Pull every line holding the string "JSON" from the records below.

Stored data
....
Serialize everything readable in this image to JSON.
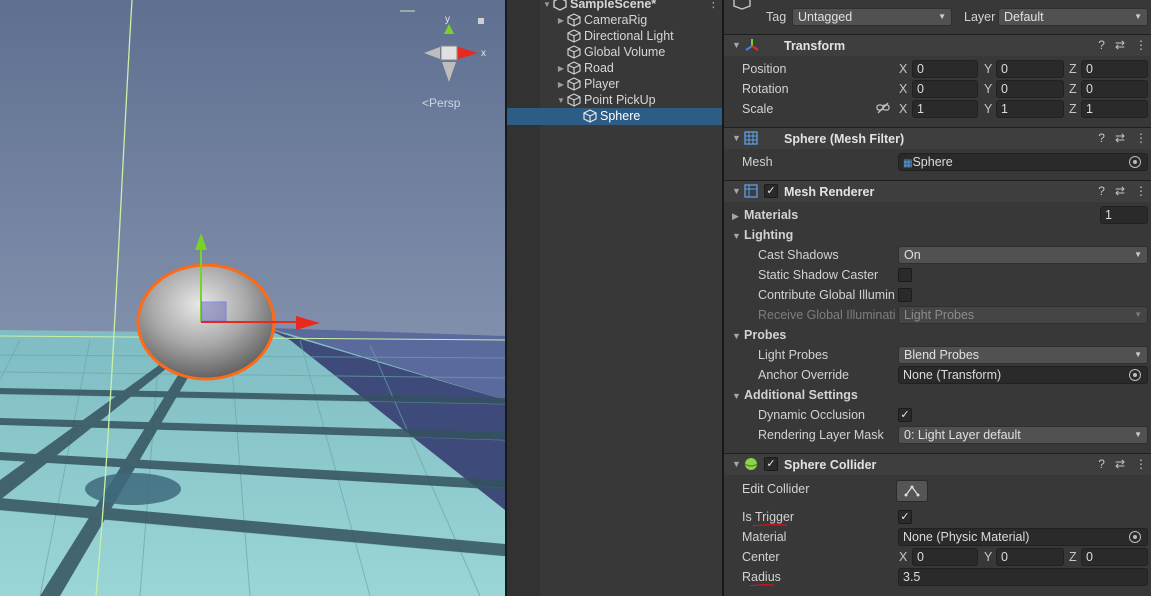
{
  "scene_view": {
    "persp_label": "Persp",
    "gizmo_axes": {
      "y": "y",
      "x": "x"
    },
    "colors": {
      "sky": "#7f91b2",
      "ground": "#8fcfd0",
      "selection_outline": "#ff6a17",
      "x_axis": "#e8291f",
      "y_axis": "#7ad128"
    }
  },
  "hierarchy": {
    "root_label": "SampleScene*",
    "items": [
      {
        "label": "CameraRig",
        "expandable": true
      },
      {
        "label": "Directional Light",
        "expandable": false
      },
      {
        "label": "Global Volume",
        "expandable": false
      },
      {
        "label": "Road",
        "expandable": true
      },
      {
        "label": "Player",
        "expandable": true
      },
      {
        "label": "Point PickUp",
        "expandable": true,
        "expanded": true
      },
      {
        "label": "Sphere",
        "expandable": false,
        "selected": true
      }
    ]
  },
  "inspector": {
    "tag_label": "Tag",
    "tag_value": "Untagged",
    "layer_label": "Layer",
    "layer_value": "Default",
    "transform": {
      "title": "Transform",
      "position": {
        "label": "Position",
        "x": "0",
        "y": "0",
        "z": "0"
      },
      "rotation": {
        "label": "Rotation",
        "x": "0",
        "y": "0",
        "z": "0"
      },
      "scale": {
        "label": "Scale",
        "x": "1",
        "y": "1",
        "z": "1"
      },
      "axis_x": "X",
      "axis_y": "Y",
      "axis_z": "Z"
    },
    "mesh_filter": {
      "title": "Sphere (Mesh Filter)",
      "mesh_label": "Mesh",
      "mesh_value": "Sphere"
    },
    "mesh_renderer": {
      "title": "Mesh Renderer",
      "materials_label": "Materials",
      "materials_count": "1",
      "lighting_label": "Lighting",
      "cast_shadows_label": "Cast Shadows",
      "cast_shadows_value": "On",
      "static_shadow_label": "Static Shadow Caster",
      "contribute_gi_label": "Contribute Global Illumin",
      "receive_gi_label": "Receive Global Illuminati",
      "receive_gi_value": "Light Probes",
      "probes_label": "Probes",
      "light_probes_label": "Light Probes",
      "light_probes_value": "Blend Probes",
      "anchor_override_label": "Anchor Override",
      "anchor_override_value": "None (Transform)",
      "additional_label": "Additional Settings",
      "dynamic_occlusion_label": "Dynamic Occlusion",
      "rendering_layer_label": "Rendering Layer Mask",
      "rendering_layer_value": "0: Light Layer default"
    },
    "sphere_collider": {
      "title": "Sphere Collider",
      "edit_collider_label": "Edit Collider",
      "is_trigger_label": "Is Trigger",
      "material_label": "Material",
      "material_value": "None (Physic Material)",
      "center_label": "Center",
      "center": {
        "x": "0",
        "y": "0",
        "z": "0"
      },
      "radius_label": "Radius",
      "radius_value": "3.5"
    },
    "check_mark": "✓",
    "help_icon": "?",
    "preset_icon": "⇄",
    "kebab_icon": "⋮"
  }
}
....
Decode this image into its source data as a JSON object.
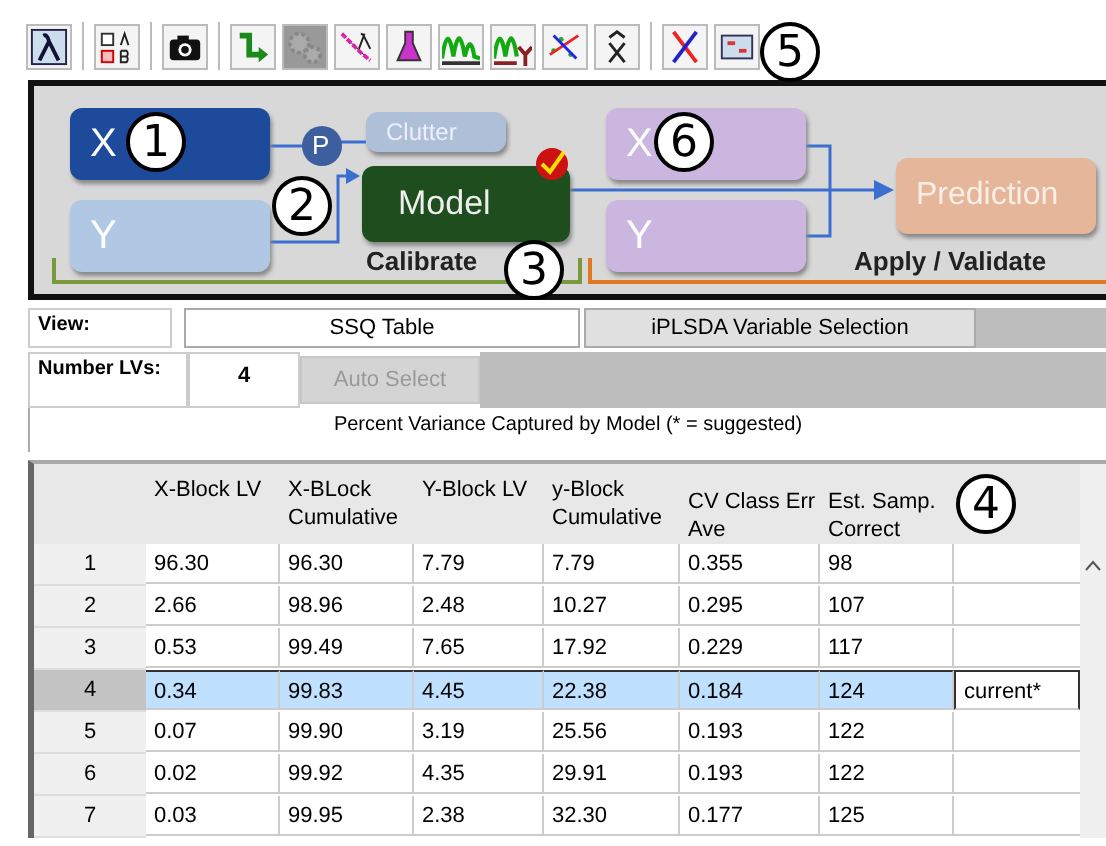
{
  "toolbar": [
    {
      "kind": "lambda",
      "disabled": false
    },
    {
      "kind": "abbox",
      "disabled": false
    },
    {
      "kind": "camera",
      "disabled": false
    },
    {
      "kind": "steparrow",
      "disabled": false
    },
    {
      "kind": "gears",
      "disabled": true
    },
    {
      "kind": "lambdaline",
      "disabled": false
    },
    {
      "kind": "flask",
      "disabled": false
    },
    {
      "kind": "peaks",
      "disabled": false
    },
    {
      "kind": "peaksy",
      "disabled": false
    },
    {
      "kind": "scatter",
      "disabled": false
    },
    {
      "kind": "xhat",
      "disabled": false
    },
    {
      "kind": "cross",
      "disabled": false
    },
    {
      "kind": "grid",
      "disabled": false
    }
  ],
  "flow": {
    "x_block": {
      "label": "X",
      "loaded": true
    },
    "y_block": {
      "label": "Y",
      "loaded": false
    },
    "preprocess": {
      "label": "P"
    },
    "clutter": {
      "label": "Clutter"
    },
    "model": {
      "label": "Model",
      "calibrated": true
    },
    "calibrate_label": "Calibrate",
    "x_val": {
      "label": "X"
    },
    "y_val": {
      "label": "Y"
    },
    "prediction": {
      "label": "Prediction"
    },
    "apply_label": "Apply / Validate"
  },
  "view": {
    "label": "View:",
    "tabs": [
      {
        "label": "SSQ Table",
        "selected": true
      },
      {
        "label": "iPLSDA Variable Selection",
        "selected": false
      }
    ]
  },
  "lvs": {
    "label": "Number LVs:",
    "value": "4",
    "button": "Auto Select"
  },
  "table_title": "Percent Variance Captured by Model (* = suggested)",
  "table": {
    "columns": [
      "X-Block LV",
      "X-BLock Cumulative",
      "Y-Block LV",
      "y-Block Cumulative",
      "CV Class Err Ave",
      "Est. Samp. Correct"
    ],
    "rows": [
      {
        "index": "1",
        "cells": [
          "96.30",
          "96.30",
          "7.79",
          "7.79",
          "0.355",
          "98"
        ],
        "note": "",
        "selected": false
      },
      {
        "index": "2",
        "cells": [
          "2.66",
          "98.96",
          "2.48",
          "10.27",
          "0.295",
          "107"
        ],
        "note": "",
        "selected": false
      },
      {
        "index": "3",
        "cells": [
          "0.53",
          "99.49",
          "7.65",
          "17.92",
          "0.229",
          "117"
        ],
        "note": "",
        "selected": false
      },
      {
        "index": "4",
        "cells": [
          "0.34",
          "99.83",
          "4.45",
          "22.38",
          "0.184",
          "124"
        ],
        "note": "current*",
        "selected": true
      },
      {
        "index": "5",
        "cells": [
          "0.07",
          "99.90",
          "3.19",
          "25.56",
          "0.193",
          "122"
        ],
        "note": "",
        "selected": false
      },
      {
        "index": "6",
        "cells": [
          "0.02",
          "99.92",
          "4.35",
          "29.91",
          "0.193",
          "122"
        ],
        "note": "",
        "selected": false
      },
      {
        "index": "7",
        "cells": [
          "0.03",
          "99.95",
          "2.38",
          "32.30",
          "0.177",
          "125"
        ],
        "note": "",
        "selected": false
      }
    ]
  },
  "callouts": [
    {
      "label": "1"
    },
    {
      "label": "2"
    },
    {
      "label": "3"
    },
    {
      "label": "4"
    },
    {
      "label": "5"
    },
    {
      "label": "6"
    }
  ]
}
....
* REPLY:
Serialize everything readable in this image to JSON.
Decode this image into its source data as a JSON object.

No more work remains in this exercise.